» What to do
Copy the listing verbatim, excluding any images found in it.

» Entries
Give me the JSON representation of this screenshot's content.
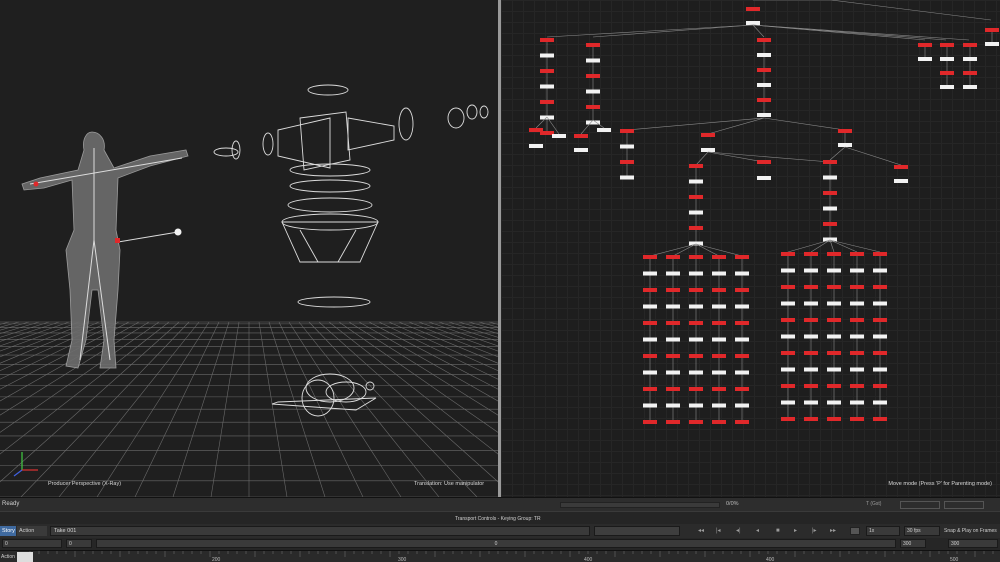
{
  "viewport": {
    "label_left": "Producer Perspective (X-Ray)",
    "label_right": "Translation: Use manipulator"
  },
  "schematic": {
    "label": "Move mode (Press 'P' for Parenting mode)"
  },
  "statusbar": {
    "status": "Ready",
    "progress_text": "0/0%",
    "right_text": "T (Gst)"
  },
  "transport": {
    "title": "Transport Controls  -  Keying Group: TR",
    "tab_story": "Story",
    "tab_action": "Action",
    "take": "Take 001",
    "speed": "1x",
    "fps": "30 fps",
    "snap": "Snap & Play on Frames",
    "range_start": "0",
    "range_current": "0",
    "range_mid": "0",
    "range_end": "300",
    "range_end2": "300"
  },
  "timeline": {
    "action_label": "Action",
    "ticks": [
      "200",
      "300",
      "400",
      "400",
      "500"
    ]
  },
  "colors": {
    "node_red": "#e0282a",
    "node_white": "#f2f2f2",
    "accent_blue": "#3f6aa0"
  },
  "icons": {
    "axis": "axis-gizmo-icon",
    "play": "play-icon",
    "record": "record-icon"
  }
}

» Solution below
Give me the JSON representation of this screenshot's content.
{
  "viewport": {
    "label_left": "Producer Perspective (X-Ray)",
    "label_right": "Translation: Use manipulator"
  },
  "schematic": {
    "label": "Move mode (Press 'P' for Parenting mode)"
  },
  "statusbar": {
    "status": "Ready",
    "progress_text": "0/0%",
    "right_text": "T (Gst)"
  },
  "transport": {
    "title": "Transport Controls  -  Keying Group: TR",
    "tab_story": "Story",
    "tab_action": "Action",
    "take": "Take 001",
    "speed": "1x",
    "fps": "30 fps",
    "snap": "Snap & Play on Frames",
    "range_start": "0",
    "range_current": "0",
    "range_mid": "0",
    "range_end": "300",
    "range_end2": "300"
  },
  "timeline": {
    "action_label": "Action",
    "ticks": [
      "200",
      "300",
      "400",
      "400",
      "500"
    ]
  },
  "colors": {
    "node_red": "#e0282a",
    "node_white": "#f2f2f2",
    "accent_blue": "#3f6aa0"
  },
  "icons": {
    "axis": "axis-gizmo-icon",
    "play": "play-icon",
    "record": "record-icon"
  }
}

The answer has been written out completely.